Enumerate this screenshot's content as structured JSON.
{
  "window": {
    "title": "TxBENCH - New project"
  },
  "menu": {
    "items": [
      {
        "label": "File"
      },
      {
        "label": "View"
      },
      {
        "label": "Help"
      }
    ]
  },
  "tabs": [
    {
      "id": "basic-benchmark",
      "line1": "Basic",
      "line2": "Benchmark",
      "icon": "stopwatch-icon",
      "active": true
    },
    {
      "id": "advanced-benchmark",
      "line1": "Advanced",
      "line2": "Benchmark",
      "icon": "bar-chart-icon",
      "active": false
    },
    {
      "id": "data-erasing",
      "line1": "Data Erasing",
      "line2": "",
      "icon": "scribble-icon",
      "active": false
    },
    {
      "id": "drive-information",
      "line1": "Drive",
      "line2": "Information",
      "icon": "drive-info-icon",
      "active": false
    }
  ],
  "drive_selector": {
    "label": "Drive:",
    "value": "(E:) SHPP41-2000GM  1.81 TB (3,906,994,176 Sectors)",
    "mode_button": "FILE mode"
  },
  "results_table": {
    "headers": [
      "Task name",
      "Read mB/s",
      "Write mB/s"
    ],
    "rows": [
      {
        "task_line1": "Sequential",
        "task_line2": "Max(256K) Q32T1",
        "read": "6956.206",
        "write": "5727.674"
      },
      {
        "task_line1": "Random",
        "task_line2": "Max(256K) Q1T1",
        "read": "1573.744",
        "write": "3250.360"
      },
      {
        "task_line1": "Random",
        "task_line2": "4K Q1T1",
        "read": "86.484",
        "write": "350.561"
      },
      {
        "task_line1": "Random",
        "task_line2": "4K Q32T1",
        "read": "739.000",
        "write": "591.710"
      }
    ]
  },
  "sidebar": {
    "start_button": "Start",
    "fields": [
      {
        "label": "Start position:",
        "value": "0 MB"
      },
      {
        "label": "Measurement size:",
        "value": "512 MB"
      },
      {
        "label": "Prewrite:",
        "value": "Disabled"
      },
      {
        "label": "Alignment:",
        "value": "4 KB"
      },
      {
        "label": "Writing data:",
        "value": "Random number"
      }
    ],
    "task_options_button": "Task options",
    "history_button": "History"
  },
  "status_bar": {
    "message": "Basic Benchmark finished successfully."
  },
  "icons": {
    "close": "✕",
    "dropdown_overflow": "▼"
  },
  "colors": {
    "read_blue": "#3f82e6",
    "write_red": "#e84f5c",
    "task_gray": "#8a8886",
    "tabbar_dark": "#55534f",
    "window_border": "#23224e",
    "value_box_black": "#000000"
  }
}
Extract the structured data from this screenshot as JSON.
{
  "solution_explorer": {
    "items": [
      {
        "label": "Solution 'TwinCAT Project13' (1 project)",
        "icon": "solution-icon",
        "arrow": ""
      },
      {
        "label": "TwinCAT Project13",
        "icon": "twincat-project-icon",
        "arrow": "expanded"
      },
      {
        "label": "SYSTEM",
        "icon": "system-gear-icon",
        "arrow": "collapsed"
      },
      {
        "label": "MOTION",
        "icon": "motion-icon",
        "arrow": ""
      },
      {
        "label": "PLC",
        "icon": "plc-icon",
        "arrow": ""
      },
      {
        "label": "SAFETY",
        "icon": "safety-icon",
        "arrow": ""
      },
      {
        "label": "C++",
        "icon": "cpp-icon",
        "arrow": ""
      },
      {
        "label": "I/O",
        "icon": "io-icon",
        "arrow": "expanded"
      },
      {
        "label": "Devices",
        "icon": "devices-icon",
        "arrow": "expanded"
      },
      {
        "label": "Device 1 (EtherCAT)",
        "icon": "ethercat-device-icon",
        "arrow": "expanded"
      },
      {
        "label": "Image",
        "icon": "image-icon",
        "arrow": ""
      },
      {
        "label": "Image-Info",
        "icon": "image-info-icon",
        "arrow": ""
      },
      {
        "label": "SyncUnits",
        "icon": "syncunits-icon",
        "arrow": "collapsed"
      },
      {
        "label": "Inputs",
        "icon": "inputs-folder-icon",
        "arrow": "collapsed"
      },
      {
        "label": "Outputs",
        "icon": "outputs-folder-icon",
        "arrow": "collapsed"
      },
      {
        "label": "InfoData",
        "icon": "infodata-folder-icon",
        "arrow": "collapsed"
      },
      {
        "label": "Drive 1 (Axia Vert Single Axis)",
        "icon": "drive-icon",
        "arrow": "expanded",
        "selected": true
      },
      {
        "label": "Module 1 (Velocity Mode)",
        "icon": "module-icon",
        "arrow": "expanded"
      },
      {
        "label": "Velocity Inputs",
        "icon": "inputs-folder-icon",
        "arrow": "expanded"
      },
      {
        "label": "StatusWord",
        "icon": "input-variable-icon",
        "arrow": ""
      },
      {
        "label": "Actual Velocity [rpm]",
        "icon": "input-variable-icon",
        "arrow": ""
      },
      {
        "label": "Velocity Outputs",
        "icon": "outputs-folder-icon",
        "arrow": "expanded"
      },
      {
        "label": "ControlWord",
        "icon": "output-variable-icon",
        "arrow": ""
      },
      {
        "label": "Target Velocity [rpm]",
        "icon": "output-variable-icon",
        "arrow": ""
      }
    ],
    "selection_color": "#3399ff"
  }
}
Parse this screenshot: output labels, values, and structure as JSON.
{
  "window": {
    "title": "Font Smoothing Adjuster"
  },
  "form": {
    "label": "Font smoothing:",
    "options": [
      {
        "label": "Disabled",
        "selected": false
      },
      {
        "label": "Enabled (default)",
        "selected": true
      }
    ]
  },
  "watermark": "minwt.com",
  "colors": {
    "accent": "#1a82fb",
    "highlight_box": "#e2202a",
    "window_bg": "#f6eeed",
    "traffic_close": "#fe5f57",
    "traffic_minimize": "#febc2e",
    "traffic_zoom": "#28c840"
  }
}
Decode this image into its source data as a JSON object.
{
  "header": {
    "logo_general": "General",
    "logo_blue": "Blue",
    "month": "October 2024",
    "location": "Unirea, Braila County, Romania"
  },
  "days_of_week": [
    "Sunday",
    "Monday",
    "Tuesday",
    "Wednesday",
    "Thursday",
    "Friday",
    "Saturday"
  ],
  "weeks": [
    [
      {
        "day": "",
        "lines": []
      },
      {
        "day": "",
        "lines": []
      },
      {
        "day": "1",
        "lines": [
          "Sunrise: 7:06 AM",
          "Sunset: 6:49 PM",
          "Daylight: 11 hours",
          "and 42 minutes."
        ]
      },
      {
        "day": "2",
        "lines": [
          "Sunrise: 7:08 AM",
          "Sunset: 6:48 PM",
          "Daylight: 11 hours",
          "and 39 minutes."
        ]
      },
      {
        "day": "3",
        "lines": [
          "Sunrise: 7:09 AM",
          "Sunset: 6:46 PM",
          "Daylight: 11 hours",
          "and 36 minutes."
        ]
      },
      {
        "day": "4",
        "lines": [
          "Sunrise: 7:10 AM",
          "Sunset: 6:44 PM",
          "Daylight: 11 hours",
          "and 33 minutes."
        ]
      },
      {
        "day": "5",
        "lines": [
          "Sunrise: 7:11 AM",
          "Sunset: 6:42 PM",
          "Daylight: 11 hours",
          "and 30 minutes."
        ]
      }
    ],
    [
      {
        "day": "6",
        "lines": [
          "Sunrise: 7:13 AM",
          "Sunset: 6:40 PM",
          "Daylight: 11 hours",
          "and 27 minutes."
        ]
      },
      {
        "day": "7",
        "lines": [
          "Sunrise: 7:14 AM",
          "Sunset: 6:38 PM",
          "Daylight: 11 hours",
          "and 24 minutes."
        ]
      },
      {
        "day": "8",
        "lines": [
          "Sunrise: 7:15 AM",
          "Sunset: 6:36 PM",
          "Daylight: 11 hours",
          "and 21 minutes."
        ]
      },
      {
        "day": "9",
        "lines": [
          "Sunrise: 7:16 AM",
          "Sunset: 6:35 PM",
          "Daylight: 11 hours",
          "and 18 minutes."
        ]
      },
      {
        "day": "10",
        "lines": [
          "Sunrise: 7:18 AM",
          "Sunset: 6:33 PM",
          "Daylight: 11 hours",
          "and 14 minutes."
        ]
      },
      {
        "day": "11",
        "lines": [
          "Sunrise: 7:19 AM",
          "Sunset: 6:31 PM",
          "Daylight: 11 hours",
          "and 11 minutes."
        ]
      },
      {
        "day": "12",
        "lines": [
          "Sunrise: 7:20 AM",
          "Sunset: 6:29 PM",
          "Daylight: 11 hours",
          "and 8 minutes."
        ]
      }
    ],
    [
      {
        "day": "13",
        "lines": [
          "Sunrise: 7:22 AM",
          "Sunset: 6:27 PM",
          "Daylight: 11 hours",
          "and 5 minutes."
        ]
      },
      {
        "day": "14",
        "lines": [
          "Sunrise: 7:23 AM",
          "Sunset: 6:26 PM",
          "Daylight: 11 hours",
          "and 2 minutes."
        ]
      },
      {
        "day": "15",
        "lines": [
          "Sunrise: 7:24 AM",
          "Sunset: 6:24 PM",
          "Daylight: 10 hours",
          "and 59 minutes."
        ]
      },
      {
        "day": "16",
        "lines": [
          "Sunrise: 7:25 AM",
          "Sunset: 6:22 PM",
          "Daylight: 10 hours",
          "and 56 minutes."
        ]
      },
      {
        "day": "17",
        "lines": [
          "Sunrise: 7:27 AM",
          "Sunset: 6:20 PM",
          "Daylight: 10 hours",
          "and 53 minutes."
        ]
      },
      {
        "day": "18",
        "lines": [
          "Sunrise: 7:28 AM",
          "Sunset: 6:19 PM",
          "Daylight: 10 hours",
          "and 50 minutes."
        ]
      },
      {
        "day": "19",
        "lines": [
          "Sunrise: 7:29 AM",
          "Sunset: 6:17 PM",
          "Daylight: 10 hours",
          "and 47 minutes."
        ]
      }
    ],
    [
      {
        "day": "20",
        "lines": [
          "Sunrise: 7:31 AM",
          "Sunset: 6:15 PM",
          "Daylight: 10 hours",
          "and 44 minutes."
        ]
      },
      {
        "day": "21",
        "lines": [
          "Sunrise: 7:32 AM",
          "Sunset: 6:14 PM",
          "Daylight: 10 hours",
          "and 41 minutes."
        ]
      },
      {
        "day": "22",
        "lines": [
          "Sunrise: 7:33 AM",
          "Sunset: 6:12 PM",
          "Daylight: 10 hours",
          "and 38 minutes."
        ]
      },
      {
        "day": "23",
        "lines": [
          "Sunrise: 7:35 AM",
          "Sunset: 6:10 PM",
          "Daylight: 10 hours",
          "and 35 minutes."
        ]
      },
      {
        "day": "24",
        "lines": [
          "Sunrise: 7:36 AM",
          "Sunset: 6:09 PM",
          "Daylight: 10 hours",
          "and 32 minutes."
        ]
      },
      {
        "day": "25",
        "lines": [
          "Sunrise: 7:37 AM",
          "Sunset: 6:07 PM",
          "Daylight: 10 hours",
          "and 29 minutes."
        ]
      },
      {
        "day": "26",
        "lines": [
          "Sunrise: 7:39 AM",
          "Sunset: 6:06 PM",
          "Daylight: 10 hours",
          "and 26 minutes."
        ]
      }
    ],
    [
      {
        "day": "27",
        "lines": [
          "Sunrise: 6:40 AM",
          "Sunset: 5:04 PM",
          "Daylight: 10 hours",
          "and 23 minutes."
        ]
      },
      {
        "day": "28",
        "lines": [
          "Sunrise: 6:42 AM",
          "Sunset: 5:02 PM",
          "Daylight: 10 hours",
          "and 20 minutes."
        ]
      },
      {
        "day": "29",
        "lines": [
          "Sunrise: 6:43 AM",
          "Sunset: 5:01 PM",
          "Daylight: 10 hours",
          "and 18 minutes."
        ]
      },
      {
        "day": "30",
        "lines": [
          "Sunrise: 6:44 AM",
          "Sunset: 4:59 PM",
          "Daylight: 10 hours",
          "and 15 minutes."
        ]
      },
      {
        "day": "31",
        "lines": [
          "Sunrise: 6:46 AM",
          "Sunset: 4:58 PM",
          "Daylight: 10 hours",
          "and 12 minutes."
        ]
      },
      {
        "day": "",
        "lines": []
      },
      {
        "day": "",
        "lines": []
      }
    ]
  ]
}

▸ Exercise: Pick out lines containing the word "Velocity", each one as written.

▸ Exercise output:
        "label": "Module 1 (Velocity Mode)",
        "label": "Velocity Inputs",
        "label": "Actual Velocity [rpm]",
        "label": "Velocity Outputs",
        "label": "Target Velocity [rpm]",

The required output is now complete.